_What you are asked to do_.
Search the material for the string "панель" and copy each line where it occurs.

_The records_.
....................

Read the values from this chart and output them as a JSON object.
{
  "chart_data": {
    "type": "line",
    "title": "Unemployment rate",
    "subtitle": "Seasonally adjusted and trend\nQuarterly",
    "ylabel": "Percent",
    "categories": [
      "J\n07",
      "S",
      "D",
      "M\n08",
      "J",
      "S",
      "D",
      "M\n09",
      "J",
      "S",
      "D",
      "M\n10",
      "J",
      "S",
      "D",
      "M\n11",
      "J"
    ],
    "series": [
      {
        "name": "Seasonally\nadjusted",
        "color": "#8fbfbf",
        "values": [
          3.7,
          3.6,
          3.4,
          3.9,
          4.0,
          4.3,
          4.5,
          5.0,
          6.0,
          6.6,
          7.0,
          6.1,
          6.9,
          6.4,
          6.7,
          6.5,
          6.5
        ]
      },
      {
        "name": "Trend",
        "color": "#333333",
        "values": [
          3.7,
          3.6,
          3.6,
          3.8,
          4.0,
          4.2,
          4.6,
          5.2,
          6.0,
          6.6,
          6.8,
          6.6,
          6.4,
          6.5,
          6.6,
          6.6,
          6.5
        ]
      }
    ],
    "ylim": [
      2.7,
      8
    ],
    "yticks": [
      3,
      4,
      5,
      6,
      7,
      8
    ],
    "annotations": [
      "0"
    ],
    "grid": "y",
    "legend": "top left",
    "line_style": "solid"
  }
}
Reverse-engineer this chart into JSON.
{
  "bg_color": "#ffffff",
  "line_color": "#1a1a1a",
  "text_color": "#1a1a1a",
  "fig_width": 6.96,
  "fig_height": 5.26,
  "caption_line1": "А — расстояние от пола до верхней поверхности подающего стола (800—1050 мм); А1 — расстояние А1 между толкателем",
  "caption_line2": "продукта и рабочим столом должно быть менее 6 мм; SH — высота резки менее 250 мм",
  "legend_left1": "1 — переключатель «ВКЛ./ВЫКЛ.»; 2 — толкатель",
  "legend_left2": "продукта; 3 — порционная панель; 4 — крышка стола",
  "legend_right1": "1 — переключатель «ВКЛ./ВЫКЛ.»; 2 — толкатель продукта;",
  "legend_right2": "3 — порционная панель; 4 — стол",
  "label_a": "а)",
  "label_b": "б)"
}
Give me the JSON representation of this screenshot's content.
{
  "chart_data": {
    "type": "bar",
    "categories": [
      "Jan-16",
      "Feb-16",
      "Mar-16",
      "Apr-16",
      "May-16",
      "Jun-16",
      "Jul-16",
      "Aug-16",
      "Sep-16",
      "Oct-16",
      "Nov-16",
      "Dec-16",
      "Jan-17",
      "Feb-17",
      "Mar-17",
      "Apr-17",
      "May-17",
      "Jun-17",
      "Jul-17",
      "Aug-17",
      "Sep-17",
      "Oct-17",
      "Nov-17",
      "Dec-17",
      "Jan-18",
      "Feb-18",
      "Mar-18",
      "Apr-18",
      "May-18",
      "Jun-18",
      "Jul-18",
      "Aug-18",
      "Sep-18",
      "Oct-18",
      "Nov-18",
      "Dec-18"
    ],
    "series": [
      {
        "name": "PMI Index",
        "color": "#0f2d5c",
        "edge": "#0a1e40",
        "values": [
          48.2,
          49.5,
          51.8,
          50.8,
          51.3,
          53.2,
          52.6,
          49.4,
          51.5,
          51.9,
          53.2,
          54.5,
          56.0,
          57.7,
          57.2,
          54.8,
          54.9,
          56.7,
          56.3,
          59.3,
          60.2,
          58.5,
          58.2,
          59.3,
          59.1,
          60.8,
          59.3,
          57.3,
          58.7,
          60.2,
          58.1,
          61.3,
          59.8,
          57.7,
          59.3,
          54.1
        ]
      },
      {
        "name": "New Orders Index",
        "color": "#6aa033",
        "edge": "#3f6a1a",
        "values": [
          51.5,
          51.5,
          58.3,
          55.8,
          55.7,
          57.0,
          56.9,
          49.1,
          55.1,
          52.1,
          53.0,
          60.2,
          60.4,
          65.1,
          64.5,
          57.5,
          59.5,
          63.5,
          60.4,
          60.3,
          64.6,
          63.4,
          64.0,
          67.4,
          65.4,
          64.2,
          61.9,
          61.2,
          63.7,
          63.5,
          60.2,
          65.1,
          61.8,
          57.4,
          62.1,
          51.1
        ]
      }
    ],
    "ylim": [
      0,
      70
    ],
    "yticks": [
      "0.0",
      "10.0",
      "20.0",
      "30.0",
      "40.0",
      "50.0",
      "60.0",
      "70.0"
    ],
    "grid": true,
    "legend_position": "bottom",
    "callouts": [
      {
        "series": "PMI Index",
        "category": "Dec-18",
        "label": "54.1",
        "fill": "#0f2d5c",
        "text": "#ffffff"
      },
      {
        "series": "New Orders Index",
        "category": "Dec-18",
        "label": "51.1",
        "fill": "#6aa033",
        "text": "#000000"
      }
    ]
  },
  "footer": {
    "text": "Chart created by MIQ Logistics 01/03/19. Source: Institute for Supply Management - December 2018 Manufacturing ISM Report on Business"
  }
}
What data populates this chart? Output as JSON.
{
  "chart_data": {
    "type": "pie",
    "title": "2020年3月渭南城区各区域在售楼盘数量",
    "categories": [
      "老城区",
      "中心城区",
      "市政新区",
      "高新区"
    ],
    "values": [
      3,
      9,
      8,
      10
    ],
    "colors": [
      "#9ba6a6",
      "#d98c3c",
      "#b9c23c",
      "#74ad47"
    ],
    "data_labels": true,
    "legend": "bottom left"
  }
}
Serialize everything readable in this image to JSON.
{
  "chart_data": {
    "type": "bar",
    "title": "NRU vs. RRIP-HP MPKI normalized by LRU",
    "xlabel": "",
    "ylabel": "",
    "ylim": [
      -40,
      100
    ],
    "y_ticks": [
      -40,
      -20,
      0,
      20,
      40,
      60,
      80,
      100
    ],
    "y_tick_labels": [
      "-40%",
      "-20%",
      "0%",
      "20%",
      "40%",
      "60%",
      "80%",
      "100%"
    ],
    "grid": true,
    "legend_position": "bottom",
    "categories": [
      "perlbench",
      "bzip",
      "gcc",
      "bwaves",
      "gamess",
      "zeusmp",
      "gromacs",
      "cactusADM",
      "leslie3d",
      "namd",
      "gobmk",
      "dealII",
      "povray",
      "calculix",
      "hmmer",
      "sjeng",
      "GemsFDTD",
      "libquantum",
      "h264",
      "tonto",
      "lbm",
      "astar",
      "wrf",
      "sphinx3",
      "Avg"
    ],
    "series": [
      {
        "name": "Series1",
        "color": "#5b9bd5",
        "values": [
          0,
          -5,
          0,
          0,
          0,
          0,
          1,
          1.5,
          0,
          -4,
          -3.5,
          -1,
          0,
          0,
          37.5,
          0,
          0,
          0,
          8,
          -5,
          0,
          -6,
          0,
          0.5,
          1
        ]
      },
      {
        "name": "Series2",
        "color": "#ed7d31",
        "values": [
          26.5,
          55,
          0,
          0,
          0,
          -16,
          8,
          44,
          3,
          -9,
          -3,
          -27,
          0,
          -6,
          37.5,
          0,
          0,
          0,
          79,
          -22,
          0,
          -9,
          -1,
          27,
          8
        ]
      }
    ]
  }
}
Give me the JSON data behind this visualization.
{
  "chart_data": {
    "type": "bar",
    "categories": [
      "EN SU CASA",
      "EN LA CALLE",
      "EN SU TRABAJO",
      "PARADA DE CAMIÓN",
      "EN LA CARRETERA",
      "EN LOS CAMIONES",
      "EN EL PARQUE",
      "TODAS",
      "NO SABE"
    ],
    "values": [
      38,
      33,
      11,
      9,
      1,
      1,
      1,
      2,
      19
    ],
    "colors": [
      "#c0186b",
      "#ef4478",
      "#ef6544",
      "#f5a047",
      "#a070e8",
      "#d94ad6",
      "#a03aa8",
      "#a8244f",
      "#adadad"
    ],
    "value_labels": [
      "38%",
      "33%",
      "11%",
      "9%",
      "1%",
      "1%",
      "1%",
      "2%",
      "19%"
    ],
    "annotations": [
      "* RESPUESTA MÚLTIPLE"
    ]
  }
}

....................

_Exercise solution_.
  "legend_left2": "продукта; 3 — порционная панель; 4 — крышка стола",
  "legend_right2": "3 — порционная панель; 4 — стол",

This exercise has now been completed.